What you are asked to do
Determine which lines contain the word "with", then copy those lines.

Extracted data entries
+++

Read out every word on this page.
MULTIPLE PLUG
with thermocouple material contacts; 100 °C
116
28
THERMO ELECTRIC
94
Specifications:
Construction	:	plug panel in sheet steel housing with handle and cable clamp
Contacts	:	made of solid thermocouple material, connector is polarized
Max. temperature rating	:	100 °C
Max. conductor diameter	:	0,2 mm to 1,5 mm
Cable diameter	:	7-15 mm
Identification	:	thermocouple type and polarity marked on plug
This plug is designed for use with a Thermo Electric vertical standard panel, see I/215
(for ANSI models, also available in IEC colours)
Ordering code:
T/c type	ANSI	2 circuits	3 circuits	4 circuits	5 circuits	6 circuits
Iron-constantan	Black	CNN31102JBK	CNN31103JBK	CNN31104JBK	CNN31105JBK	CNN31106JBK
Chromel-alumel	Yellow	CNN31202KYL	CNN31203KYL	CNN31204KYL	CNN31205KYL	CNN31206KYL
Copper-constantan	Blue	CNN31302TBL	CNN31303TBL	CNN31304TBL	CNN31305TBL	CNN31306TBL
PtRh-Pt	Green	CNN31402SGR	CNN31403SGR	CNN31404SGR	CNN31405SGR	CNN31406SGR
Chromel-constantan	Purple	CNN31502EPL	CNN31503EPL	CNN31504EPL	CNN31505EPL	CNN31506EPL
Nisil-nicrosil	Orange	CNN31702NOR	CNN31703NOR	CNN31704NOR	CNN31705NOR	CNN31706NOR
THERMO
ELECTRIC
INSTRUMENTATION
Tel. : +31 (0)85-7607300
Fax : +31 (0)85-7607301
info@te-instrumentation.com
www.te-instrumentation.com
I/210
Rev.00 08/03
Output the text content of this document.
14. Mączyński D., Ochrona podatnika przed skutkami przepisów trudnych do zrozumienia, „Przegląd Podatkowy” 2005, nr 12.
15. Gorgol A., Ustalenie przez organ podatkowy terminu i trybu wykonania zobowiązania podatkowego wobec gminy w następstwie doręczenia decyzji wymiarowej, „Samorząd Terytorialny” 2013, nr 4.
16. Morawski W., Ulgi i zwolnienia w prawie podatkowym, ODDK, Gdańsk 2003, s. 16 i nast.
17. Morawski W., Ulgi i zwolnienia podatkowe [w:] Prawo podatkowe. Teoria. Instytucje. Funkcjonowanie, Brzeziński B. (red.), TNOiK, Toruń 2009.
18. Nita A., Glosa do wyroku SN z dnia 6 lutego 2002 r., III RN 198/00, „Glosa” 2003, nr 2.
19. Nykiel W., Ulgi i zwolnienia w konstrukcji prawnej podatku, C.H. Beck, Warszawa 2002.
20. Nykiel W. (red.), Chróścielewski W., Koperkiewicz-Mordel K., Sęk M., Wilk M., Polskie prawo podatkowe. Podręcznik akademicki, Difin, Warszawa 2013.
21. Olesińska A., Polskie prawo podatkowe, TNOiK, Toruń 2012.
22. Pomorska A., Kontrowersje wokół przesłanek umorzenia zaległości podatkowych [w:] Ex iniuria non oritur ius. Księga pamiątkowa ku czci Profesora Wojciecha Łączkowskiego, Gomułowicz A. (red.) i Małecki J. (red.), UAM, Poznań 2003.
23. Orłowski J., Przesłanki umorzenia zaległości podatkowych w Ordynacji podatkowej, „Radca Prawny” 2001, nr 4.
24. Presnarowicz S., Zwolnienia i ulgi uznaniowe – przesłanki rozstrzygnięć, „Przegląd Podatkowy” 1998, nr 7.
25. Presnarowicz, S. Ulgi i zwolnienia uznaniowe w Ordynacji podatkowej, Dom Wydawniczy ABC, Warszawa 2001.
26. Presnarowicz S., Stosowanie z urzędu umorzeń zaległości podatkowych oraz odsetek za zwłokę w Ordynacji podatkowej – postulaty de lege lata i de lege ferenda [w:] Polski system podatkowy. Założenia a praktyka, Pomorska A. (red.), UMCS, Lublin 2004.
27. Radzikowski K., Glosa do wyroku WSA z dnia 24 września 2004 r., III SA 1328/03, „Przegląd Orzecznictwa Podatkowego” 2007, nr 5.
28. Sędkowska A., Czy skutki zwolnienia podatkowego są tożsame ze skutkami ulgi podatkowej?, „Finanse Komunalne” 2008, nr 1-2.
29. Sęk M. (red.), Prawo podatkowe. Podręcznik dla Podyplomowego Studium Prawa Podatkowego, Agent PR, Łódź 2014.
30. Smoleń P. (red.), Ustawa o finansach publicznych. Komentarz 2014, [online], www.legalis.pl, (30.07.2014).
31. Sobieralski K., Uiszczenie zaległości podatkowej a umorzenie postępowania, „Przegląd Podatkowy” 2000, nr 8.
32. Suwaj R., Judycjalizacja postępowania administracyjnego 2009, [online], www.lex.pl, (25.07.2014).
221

+++

Exercise response
with thermocouple material contacts; 100 °C
Construction	:	plug panel in sheet steel housing with handle and cable clamp
This plug is designed for use with a Thermo Electric vertical standard panel, see I/215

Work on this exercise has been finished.